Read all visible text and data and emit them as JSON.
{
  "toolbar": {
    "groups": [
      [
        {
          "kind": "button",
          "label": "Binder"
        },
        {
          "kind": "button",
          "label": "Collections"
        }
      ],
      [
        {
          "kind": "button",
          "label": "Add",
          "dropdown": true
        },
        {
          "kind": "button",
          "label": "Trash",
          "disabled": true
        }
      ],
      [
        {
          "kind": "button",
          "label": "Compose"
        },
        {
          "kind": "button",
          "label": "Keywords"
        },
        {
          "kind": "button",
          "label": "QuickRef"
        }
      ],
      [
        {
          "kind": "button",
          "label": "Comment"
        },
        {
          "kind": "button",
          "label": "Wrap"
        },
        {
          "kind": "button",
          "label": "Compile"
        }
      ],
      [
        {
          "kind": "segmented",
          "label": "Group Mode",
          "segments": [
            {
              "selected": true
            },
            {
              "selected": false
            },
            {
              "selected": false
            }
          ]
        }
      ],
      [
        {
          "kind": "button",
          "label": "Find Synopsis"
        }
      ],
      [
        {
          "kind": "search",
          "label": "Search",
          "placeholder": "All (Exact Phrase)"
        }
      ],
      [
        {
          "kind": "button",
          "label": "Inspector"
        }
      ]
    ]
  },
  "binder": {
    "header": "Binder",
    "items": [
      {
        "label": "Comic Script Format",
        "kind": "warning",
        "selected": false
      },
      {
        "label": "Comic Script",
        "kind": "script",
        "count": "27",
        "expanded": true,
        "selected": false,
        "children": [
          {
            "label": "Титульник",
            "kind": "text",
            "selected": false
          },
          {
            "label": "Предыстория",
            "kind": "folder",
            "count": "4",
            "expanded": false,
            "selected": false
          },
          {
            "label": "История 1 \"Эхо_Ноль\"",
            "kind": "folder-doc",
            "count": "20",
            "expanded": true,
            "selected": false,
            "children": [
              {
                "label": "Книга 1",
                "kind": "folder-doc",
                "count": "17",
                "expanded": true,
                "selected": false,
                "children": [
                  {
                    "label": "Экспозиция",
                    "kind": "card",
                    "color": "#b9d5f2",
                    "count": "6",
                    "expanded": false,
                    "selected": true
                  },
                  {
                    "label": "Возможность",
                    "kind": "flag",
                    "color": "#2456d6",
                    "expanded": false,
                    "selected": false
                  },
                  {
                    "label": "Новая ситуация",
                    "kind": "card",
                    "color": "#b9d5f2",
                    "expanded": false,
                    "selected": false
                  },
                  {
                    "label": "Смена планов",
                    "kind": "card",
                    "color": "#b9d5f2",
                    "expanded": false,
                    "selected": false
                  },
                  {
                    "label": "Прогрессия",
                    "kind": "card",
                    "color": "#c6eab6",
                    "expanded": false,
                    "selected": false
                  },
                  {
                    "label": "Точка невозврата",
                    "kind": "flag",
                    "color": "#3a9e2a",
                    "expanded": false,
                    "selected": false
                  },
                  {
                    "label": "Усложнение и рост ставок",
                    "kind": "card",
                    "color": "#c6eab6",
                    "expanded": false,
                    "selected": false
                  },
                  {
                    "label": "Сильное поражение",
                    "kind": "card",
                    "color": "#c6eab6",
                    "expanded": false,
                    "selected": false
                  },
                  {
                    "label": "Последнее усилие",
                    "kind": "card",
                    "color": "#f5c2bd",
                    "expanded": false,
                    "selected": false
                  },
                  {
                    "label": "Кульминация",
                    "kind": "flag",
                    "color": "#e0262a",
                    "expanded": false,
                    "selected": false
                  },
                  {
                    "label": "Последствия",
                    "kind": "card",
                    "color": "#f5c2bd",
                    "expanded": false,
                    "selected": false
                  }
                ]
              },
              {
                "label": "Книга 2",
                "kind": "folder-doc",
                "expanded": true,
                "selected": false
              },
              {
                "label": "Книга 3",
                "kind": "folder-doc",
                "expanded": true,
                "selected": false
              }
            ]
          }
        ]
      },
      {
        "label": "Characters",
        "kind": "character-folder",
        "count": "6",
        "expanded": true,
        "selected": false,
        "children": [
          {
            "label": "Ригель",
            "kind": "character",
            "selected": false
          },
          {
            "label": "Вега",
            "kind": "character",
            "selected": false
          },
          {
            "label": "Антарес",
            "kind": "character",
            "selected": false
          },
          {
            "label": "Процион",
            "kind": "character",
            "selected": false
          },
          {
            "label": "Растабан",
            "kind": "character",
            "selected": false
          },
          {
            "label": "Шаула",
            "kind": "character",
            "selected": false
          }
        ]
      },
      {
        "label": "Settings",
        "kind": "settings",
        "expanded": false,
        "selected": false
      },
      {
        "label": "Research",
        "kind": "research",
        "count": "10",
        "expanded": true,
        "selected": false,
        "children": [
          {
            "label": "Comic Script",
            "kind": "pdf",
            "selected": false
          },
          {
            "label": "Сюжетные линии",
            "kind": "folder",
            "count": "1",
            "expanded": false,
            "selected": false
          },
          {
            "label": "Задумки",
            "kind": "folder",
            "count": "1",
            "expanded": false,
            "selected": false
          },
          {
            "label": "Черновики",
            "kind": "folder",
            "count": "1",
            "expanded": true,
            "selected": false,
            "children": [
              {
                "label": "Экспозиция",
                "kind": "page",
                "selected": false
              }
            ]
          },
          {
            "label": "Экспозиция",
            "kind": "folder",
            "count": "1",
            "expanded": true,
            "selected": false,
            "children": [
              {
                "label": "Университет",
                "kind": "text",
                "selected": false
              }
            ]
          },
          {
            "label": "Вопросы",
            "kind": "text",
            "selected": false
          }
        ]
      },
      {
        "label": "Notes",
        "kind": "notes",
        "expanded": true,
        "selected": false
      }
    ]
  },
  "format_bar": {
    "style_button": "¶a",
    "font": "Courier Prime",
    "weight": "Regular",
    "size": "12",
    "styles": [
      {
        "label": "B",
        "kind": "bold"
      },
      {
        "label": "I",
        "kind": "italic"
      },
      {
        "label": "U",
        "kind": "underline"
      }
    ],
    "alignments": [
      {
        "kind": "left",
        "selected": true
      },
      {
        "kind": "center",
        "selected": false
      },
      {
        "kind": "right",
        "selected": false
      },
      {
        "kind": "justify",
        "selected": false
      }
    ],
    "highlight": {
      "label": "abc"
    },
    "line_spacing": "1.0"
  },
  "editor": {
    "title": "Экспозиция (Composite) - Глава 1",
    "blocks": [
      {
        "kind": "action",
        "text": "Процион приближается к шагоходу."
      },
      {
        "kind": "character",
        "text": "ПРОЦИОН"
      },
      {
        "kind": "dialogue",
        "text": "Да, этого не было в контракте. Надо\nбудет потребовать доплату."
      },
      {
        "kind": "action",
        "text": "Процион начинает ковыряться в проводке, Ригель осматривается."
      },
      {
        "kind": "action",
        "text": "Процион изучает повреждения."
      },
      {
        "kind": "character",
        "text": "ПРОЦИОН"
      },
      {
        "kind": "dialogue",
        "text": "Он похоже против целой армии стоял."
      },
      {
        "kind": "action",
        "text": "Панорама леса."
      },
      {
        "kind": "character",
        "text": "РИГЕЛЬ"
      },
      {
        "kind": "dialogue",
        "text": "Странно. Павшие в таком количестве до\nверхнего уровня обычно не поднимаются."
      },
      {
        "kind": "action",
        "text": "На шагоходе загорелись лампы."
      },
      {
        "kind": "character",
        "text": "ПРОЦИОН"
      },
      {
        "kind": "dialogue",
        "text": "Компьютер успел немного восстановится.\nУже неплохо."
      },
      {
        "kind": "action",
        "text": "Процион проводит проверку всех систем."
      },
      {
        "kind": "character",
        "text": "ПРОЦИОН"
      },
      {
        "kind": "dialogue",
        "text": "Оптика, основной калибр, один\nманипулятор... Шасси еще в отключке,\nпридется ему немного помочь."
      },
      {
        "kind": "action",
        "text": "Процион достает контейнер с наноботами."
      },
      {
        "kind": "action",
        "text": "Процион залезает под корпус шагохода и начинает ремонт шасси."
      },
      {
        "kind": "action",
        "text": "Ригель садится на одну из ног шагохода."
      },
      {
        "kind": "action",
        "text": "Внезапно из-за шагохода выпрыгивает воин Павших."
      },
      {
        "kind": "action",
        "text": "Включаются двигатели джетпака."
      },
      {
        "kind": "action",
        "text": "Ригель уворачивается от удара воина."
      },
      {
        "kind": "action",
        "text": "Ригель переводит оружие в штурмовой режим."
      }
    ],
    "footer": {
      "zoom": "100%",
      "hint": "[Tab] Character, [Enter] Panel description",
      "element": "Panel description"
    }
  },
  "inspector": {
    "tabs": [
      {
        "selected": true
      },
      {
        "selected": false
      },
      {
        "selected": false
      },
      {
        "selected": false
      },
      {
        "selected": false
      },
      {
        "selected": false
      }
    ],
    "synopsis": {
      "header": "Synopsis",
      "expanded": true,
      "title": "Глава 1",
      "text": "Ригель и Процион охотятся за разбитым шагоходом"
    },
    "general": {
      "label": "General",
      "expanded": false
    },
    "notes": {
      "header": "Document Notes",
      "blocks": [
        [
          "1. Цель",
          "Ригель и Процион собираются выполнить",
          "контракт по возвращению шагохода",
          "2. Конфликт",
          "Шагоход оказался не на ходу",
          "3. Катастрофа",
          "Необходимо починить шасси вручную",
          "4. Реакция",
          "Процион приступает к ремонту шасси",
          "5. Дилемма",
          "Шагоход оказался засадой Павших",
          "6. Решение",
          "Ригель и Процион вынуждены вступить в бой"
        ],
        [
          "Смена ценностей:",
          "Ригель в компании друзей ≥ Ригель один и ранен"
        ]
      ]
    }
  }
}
* * * * * * * * *
▶ **Exercise details**: Compute how many lines include the string "один", then give that number by itself.

▶ **The output**: 2